Write out the listing exactly as it is given.

- - - -

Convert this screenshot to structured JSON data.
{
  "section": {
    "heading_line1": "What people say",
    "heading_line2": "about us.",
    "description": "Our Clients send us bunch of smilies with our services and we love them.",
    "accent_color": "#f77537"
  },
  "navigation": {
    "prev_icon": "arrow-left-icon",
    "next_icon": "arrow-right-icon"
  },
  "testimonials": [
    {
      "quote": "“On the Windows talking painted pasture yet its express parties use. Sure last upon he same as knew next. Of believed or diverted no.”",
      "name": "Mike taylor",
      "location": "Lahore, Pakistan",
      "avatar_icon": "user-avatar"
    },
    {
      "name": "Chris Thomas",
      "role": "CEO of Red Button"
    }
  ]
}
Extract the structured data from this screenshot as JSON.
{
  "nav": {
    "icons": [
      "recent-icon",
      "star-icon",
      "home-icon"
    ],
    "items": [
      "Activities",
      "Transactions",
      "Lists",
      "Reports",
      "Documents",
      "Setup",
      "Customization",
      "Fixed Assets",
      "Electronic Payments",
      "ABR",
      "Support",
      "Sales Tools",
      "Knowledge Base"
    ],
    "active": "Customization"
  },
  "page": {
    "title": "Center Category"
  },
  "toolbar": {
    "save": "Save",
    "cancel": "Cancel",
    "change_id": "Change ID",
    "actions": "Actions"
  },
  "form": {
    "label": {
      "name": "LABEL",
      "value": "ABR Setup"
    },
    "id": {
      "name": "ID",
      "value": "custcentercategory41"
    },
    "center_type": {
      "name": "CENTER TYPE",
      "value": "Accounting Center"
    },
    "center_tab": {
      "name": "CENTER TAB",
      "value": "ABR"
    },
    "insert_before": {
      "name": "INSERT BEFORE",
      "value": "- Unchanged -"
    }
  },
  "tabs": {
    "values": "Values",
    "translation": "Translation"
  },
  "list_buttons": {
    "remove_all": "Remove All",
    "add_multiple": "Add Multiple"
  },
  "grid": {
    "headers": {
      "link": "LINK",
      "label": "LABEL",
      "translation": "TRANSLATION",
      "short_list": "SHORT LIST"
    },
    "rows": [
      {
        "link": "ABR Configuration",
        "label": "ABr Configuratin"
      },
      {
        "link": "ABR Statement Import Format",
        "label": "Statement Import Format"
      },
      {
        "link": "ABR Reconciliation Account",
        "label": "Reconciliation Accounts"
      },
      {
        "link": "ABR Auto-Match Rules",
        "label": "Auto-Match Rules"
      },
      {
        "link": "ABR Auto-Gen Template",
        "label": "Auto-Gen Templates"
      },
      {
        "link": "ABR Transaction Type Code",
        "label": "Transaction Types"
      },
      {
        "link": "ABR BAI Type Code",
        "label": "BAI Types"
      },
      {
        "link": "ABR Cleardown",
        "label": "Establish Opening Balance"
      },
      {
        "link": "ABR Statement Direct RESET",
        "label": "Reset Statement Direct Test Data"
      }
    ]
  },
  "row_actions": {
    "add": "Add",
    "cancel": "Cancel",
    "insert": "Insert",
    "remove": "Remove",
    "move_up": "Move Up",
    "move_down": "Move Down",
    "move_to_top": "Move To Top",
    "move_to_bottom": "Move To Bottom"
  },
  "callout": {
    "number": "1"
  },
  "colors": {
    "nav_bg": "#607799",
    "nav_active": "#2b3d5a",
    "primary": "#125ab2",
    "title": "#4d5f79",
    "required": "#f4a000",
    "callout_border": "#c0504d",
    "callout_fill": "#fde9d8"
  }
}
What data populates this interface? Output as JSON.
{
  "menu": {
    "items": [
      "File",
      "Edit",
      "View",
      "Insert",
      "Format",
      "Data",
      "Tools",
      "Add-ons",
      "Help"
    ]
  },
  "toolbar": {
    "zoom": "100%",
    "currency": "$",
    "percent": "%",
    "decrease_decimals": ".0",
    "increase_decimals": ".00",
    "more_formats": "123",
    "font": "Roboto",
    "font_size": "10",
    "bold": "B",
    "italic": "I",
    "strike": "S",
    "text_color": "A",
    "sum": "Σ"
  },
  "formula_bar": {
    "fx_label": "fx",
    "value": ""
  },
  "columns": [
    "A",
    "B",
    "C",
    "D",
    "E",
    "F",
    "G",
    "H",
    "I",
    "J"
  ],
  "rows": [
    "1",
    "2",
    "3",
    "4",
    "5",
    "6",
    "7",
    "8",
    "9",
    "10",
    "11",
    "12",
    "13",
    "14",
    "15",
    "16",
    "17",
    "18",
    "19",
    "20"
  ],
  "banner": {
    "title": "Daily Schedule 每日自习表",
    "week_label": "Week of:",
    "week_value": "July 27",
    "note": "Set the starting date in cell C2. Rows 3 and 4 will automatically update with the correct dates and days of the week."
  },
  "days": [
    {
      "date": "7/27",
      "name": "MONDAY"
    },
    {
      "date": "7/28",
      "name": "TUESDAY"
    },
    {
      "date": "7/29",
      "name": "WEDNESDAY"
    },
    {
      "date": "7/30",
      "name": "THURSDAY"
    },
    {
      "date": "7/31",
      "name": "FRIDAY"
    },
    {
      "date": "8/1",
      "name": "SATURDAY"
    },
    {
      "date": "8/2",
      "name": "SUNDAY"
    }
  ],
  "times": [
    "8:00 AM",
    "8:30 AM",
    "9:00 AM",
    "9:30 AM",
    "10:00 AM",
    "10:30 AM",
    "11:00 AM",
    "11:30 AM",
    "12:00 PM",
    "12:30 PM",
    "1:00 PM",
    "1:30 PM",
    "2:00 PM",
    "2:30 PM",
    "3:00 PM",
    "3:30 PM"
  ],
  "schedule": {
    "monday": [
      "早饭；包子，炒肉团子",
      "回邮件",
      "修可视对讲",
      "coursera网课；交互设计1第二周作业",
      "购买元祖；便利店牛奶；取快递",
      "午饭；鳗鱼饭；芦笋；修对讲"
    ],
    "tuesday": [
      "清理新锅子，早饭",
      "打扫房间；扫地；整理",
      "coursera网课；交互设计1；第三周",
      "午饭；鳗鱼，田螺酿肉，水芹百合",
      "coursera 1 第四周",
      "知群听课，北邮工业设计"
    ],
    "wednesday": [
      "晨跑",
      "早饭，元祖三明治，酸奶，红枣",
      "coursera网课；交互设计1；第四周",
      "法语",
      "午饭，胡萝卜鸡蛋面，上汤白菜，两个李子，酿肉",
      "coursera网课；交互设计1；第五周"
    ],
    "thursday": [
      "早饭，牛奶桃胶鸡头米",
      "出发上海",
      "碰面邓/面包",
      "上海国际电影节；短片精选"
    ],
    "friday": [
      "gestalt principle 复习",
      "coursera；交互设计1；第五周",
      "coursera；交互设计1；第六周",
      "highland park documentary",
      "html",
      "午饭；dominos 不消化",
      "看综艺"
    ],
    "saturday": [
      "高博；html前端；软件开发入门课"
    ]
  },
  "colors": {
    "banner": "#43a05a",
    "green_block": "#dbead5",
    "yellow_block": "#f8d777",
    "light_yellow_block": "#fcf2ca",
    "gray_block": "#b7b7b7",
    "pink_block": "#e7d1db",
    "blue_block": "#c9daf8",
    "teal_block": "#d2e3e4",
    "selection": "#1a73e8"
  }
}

- - - -

**Result of the exercise:**
Convert this screenshot to structured JSON data.
{
  "section": {
    "heading_line1": "What people say",
    "heading_line2": "about us.",
    "description": "Our Clients send us bunch of smilies with our services and we love them.",
    "accent_color": "#f77537"
  },
  "navigation": {
    "prev_icon": "arrow-left-icon",
    "next_icon": "arrow-right-icon"
  },
  "testimonials": [
    {
      "quote": "“On the Windows talking painted pasture yet its express parties use. Sure last upon he same as knew next. Of believed or diverted no.”",
      "name": "Mike taylor",
      "location": "Lahore, Pakistan",
      "avatar_icon": "user-avatar"
    },
    {
      "name": "Chris Thomas",
      "role": "CEO of Red Button"
    }
  ]
}
Extract the structured data from this screenshot as JSON.
{
  "nav": {
    "icons": [
      "recent-icon",
      "star-icon",
      "home-icon"
    ],
    "items": [
      "Activities",
      "Transactions",
      "Lists",
      "Reports",
      "Documents",
      "Setup",
      "Customization",
      "Fixed Assets",
      "Electronic Payments",
      "ABR",
      "Support",
      "Sales Tools",
      "Knowledge Base"
    ],
    "active": "Customization"
  },
  "page": {
    "title": "Center Category"
  },
  "toolbar": {
    "save": "Save",
    "cancel": "Cancel",
    "change_id": "Change ID",
    "actions": "Actions"
  },
  "form": {
    "label": {
      "name": "LABEL",
      "value": "ABR Setup"
    },
    "id": {
      "name": "ID",
      "value": "custcentercategory41"
    },
    "center_type": {
      "name": "CENTER TYPE",
      "value": "Accounting Center"
    },
    "center_tab": {
      "name": "CENTER TAB",
      "value": "ABR"
    },
    "insert_before": {
      "name": "INSERT BEFORE",
      "value": "- Unchanged -"
    }
  },
  "tabs": {
    "values": "Values",
    "translation": "Translation"
  },
  "list_buttons": {
    "remove_all": "Remove All",
    "add_multiple": "Add Multiple"
  },
  "grid": {
    "headers": {
      "link": "LINK",
      "label": "LABEL",
      "translation": "TRANSLATION",
      "short_list": "SHORT LIST"
    },
    "rows": [
      {
        "link": "ABR Configuration",
        "label": "ABr Configuratin"
      },
      {
        "link": "ABR Statement Import Format",
        "label": "Statement Import Format"
      },
      {
        "link": "ABR Reconciliation Account",
        "label": "Reconciliation Accounts"
      },
      {
        "link": "ABR Auto-Match Rules",
        "label": "Auto-Match Rules"
      },
      {
        "link": "ABR Auto-Gen Template",
        "label": "Auto-Gen Templates"
      },
      {
        "link": "ABR Transaction Type Code",
        "label": "Transaction Types"
      },
      {
        "link": "ABR BAI Type Code",
        "label": "BAI Types"
      },
      {
        "link": "ABR Cleardown",
        "label": "Establish Opening Balance"
      },
      {
        "link": "ABR Statement Direct RESET",
        "label": "Reset Statement Direct Test Data"
      }
    ]
  },
  "row_actions": {
    "add": "Add",
    "cancel": "Cancel",
    "insert": "Insert",
    "remove": "Remove",
    "move_up": "Move Up",
    "move_down": "Move Down",
    "move_to_top": "Move To Top",
    "move_to_bottom": "Move To Bottom"
  },
  "callout": {
    "number": "1"
  },
  "colors": {
    "nav_bg": "#607799",
    "nav_active": "#2b3d5a",
    "primary": "#125ab2",
    "title": "#4d5f79",
    "required": "#f4a000",
    "callout_border": "#c0504d",
    "callout_fill": "#fde9d8"
  }
}
What data populates this interface? Output as JSON.
{
  "menu": {
    "items": [
      "File",
      "Edit",
      "View",
      "Insert",
      "Format",
      "Data",
      "Tools",
      "Add-ons",
      "Help"
    ]
  },
  "toolbar": {
    "zoom": "100%",
    "currency": "$",
    "percent": "%",
    "decrease_decimals": ".0",
    "increase_decimals": ".00",
    "more_formats": "123",
    "font": "Roboto",
    "font_size": "10",
    "bold": "B",
    "italic": "I",
    "strike": "S",
    "text_color": "A",
    "sum": "Σ"
  },
  "formula_bar": {
    "fx_label": "fx",
    "value": ""
  },
  "columns": [
    "A",
    "B",
    "C",
    "D",
    "E",
    "F",
    "G",
    "H",
    "I",
    "J"
  ],
  "rows": [
    "1",
    "2",
    "3",
    "4",
    "5",
    "6",
    "7",
    "8",
    "9",
    "10",
    "11",
    "12",
    "13",
    "14",
    "15",
    "16",
    "17",
    "18",
    "19",
    "20"
  ],
  "banner": {
    "title": "Daily Schedule 每日自习表",
    "week_label": "Week of:",
    "week_value": "July 27",
    "note": "Set the starting date in cell C2. Rows 3 and 4 will automatically update with the correct dates and days of the week."
  },
  "days": [
    {
      "date": "7/27",
      "name": "MONDAY"
    },
    {
      "date": "7/28",
      "name": "TUESDAY"
    },
    {
      "date": "7/29",
      "name": "WEDNESDAY"
    },
    {
      "date": "7/30",
      "name": "THURSDAY"
    },
    {
      "date": "7/31",
      "name": "FRIDAY"
    },
    {
      "date": "8/1",
      "name": "SATURDAY"
    },
    {
      "date": "8/2",
      "name": "SUNDAY"
    }
  ],
  "times": [
    "8:00 AM",
    "8:30 AM",
    "9:00 AM",
    "9:30 AM",
    "10:00 AM",
    "10:30 AM",
    "11:00 AM",
    "11:30 AM",
    "12:00 PM",
    "12:30 PM",
    "1:00 PM",
    "1:30 PM",
    "2:00 PM",
    "2:30 PM",
    "3:00 PM",
    "3:30 PM"
  ],
  "schedule": {
    "monday": [
      "早饭；包子，炒肉团子",
      "回邮件",
      "修可视对讲",
      "coursera网课；交互设计1第二周作业",
      "购买元祖；便利店牛奶；取快递",
      "午饭；鳗鱼饭；芦笋；修对讲"
    ],
    "tuesday": [
      "清理新锅子，早饭",
      "打扫房间；扫地；整理",
      "coursera网课；交互设计1；第三周",
      "午饭；鳗鱼，田螺酿肉，水芹百合",
      "coursera 1 第四周",
      "知群听课，北邮工业设计"
    ],
    "wednesday": [
      "晨跑",
      "早饭，元祖三明治，酸奶，红枣",
      "coursera网课；交互设计1；第四周",
      "法语",
      "午饭，胡萝卜鸡蛋面，上汤白菜，两个李子，酿肉",
      "coursera网课；交互设计1；第五周"
    ],
    "thursday": [
      "早饭，牛奶桃胶鸡头米",
      "出发上海",
      "碰面邓/面包",
      "上海国际电影节；短片精选"
    ],
    "friday": [
      "gestalt principle 复习",
      "coursera；交互设计1；第五周",
      "coursera；交互设计1；第六周",
      "highland park documentary",
      "html",
      "午饭；dominos 不消化",
      "看综艺"
    ],
    "saturday": [
      "高博；html前端；软件开发入门课"
    ]
  },
  "colors": {
    "banner": "#43a05a",
    "green_block": "#dbead5",
    "yellow_block": "#f8d777",
    "light_yellow_block": "#fcf2ca",
    "gray_block": "#b7b7b7",
    "pink_block": "#e7d1db",
    "blue_block": "#c9daf8",
    "teal_block": "#d2e3e4",
    "selection": "#1a73e8"
  }
}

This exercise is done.